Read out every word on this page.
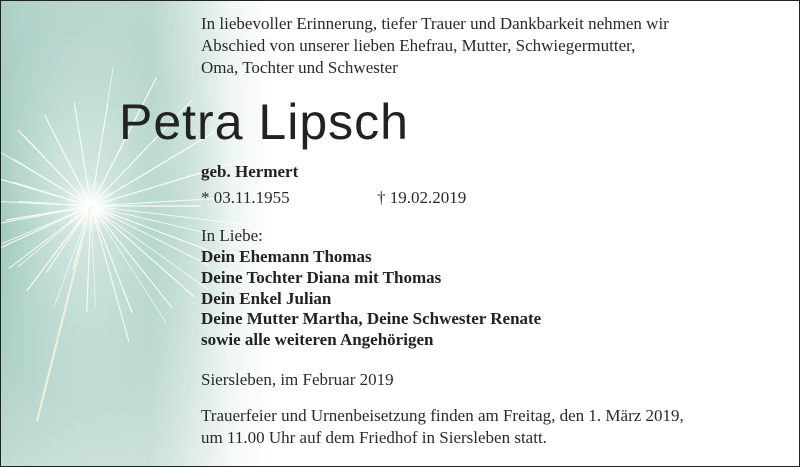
In liebevoller Erinnerung, tiefer Trauer und Dankbarkeit nehmen wir
Abschied von unserer lieben Ehefrau, Mutter, Schwiegermutter,
Oma, Tochter und Schwester
Petra Lipsch
geb. Hermert
* 03.11.1955	† 19.02.2019
In Liebe:
Dein Ehemann Thomas
Deine Tochter Diana mit Thomas
Dein Enkel Julian
Deine Mutter Martha, Deine Schwester Renate
sowie alle weiteren Angehörigen
Siersleben, im Februar 2019
Trauerfeier und Urnenbeisetzung finden am Freitag, den 1. März 2019,
um 11.00 Uhr auf dem Friedhof in Siersleben statt.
────────────────
### [Given request]
Only lines that contain the word "Schwester" are wanted; copy each of them.

### [Exercise output]
Oma, Tochter und Schwester
Deine Mutter Martha, Deine Schwester Renate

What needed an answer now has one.